Data tied to figure images.
______

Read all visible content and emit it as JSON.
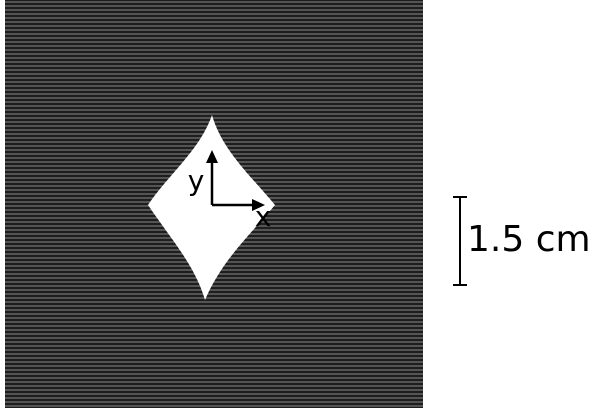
{
  "axes": {
    "y": "y",
    "x": "x"
  },
  "scale_bar": {
    "label": "1.5 cm"
  }
}
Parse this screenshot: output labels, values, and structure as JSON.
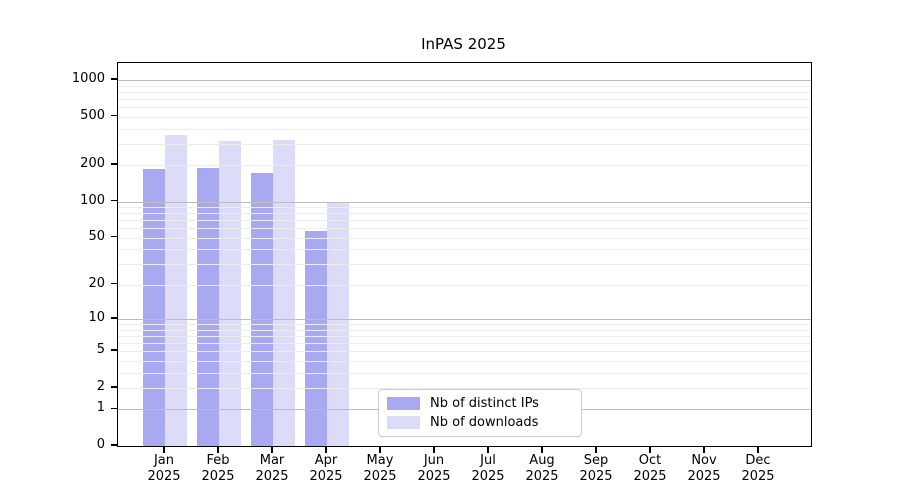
{
  "chart_data": {
    "type": "bar",
    "title": "InPAS 2025",
    "y_scale": "log10(value+1)",
    "y_ticks": [
      0,
      1,
      2,
      5,
      10,
      20,
      50,
      100,
      200,
      500,
      1000
    ],
    "ylim": [
      0,
      1380
    ],
    "grid": "on",
    "categories": [
      "Jan",
      "Feb",
      "Mar",
      "Apr",
      "May",
      "Jun",
      "Jul",
      "Aug",
      "Sep",
      "Oct",
      "Nov",
      "Dec"
    ],
    "category_year": "2025",
    "series": [
      {
        "name": "Nb of distinct IPs",
        "color": "#a9a9f2",
        "values": [
          185,
          190,
          172,
          57,
          0,
          0,
          0,
          0,
          0,
          0,
          0,
          0
        ]
      },
      {
        "name": "Nb of downloads",
        "color": "#dcdcf9",
        "values": [
          355,
          315,
          320,
          100,
          0,
          0,
          0,
          0,
          0,
          0,
          0,
          0
        ]
      }
    ],
    "legend_position": "bottom-center"
  },
  "colors": {
    "background": "#ffffff",
    "axis": "#000000",
    "grid_major": "#bdbdbd",
    "grid_minor": "#ececec",
    "legend_border": "#cccccc"
  }
}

______

Stated problem.
Which lines hold the word "JSON"? Show each one.

Exercise response.
Read all visible content and emit it as JSON.
Parse this screenshot: output labels, values, and structure as JSON.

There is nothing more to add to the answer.